= Problem to solve =
Keep only the lines of the listing that include the word "JSON", and copy them.
___ Data for this task
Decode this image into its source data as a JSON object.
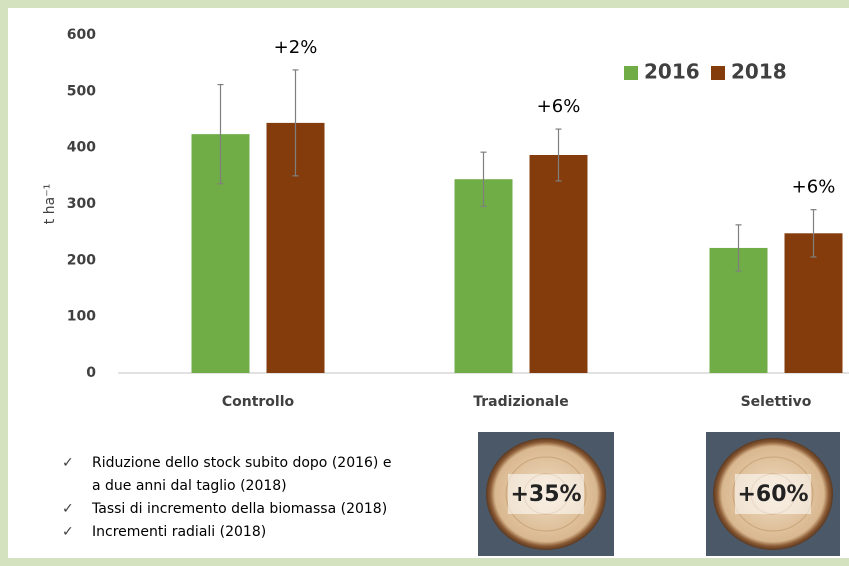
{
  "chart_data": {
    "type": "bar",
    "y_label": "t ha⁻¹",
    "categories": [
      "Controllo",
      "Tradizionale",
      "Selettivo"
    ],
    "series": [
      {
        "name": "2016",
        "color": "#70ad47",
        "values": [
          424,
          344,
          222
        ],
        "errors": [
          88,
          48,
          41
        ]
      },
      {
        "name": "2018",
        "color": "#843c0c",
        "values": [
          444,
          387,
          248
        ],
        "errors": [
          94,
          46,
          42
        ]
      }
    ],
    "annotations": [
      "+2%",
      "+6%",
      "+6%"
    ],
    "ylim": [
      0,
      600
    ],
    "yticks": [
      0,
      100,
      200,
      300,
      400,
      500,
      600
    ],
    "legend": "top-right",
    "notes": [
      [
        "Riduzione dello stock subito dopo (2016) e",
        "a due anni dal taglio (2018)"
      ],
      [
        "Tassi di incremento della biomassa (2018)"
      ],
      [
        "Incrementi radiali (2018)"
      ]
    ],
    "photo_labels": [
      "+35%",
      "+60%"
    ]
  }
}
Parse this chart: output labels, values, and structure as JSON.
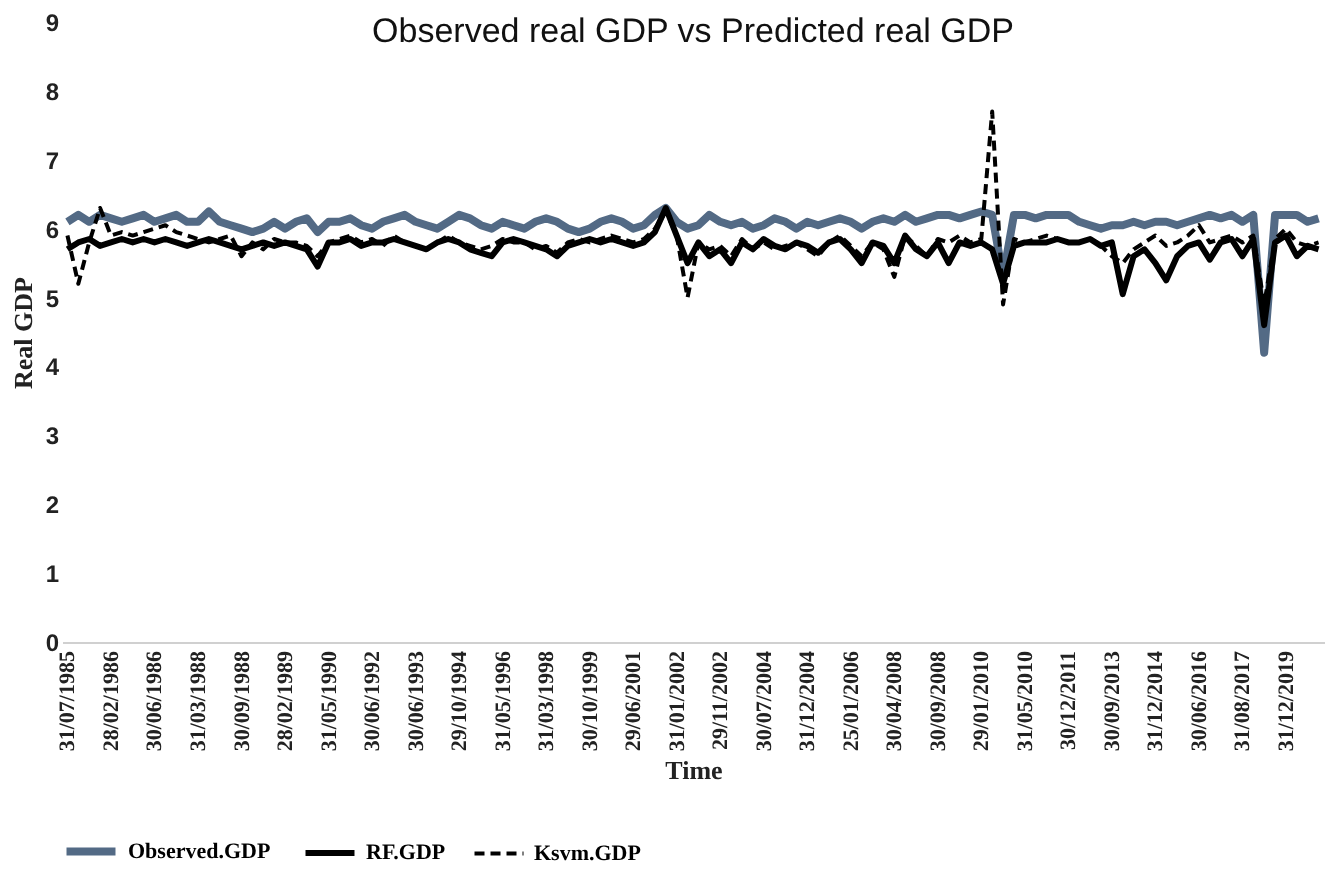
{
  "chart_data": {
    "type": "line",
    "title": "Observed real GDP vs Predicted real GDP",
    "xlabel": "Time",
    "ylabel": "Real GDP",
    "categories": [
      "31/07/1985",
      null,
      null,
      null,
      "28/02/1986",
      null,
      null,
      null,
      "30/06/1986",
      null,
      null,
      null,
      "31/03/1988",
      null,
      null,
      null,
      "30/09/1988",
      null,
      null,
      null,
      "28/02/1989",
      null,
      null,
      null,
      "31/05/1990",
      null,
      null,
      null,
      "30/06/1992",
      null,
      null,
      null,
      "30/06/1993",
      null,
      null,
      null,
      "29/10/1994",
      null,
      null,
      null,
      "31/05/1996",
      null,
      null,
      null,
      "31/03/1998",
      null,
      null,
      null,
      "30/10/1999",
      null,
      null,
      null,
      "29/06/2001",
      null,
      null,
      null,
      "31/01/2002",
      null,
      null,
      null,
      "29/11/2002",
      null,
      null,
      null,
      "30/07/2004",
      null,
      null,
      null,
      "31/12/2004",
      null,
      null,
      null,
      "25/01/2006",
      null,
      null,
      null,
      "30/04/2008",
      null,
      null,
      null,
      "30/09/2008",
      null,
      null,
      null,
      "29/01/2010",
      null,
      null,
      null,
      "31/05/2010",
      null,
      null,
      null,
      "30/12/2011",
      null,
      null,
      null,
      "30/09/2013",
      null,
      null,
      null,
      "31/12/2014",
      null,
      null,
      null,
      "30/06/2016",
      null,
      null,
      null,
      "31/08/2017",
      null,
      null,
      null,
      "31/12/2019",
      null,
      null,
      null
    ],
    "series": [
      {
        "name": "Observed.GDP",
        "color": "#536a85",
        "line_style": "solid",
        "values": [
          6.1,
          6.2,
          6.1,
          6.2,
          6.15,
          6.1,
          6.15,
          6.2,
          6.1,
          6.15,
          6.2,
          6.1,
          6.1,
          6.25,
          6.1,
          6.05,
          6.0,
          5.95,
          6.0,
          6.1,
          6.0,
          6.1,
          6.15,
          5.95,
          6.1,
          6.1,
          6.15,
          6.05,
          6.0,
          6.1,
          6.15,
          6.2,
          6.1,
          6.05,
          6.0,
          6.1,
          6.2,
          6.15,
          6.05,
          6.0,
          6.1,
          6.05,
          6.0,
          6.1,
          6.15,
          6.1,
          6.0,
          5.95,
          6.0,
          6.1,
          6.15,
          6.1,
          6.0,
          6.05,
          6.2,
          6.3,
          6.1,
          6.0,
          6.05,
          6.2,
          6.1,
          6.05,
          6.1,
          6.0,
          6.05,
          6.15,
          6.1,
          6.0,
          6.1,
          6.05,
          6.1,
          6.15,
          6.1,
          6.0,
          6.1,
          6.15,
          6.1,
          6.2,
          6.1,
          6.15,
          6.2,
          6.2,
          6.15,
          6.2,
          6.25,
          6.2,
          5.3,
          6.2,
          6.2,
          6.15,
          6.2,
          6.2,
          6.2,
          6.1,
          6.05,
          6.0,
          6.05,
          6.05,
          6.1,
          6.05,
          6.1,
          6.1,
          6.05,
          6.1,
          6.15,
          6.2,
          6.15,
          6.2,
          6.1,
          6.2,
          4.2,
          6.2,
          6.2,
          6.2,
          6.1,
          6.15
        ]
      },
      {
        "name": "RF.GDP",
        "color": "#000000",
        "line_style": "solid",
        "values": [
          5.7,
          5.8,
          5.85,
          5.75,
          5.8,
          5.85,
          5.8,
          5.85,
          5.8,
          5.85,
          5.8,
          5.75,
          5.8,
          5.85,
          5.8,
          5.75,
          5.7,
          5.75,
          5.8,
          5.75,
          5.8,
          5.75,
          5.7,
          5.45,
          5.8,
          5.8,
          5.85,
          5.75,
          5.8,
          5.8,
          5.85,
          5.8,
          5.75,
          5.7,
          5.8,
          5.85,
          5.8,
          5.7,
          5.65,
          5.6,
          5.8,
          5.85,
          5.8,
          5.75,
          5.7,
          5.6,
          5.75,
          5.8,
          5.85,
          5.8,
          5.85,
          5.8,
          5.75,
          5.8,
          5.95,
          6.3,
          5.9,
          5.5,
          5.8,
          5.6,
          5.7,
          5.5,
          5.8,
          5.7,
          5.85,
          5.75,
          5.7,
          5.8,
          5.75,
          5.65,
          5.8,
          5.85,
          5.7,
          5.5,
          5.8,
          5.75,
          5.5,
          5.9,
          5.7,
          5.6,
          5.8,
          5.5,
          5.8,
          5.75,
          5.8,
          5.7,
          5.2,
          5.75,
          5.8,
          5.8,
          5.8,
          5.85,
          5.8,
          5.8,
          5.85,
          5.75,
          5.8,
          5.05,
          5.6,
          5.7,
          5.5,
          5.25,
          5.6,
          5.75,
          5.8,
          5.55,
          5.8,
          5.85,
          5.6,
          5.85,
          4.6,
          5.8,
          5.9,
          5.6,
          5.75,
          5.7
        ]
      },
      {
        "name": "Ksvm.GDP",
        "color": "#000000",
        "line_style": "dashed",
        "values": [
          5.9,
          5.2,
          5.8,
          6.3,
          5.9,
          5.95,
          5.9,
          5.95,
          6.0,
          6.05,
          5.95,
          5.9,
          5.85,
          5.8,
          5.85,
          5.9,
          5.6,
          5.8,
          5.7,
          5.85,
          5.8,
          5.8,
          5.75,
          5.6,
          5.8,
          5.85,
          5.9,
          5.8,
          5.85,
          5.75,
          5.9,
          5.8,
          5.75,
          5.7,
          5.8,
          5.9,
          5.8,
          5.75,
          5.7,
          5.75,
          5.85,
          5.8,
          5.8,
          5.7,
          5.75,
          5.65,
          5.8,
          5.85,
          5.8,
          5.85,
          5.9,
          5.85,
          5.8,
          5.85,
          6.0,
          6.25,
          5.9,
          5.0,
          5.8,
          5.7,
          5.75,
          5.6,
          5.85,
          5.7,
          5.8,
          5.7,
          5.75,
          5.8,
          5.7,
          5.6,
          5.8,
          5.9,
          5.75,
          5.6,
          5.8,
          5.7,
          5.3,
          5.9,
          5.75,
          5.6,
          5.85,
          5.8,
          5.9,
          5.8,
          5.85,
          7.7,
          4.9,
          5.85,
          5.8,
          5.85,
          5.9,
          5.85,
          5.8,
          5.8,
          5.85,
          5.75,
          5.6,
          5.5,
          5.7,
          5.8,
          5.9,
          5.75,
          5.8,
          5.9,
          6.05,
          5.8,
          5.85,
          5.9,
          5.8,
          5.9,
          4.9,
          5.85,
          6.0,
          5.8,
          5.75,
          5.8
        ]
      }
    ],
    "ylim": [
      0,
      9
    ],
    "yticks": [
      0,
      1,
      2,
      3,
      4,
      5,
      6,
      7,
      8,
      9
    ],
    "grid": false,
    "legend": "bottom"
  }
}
______
= Response below =
Decode this image into its source data as a JSON object.
Parse this chart: output labels, values, and structure as JSON.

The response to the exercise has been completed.